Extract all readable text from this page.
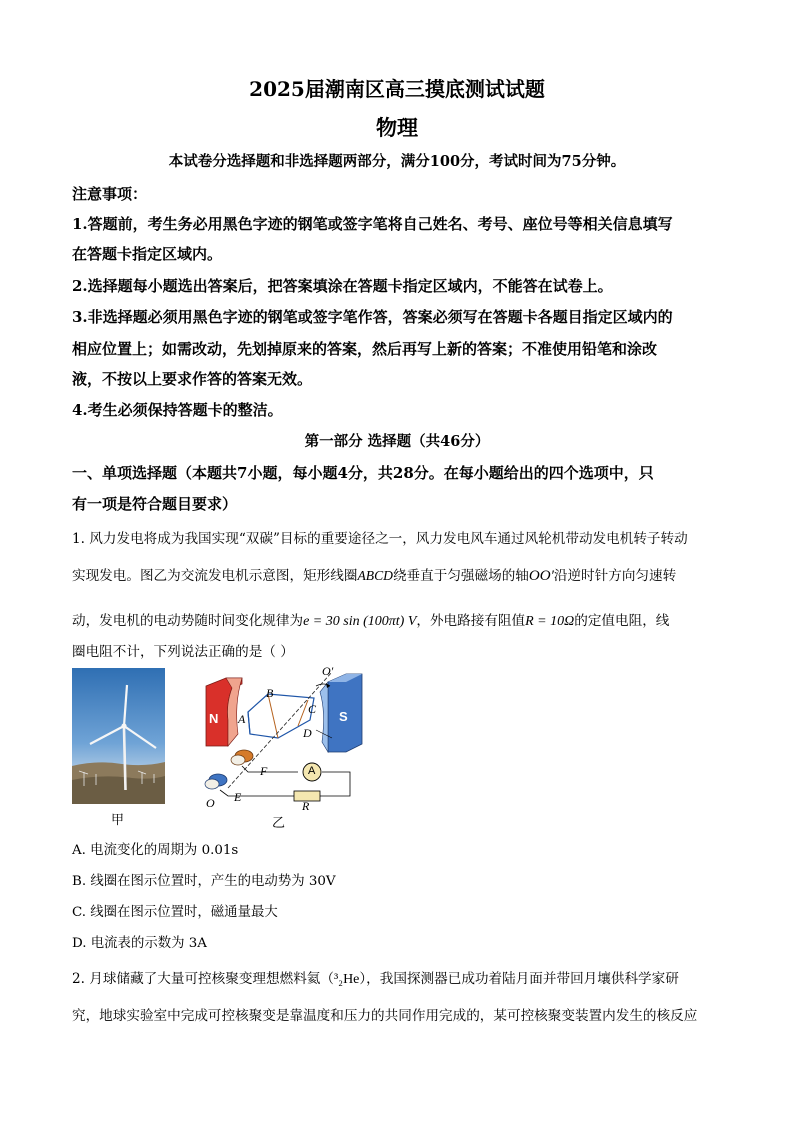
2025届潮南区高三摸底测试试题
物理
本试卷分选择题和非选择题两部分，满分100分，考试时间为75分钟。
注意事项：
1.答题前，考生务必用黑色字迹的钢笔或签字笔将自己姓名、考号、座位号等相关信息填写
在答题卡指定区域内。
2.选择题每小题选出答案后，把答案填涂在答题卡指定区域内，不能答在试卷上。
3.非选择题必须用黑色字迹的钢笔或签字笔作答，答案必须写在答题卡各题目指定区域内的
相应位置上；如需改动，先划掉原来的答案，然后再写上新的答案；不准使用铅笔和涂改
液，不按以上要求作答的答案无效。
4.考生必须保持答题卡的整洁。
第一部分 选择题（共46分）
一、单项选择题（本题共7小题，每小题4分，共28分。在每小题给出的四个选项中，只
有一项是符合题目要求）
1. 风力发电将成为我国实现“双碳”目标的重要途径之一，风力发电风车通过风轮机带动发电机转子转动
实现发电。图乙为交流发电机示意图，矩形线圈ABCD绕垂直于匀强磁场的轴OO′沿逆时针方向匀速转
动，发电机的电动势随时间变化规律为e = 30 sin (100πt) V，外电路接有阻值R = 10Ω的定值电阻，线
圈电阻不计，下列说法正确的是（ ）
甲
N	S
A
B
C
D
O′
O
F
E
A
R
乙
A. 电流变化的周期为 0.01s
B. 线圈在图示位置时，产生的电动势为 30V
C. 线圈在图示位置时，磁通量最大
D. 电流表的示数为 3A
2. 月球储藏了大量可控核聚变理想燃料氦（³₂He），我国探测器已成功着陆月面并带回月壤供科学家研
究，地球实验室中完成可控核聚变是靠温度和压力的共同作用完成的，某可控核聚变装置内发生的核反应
-------------------------
How many lines in these entries contain the string "线圈在图示位置时"? State the number and nothing more.

2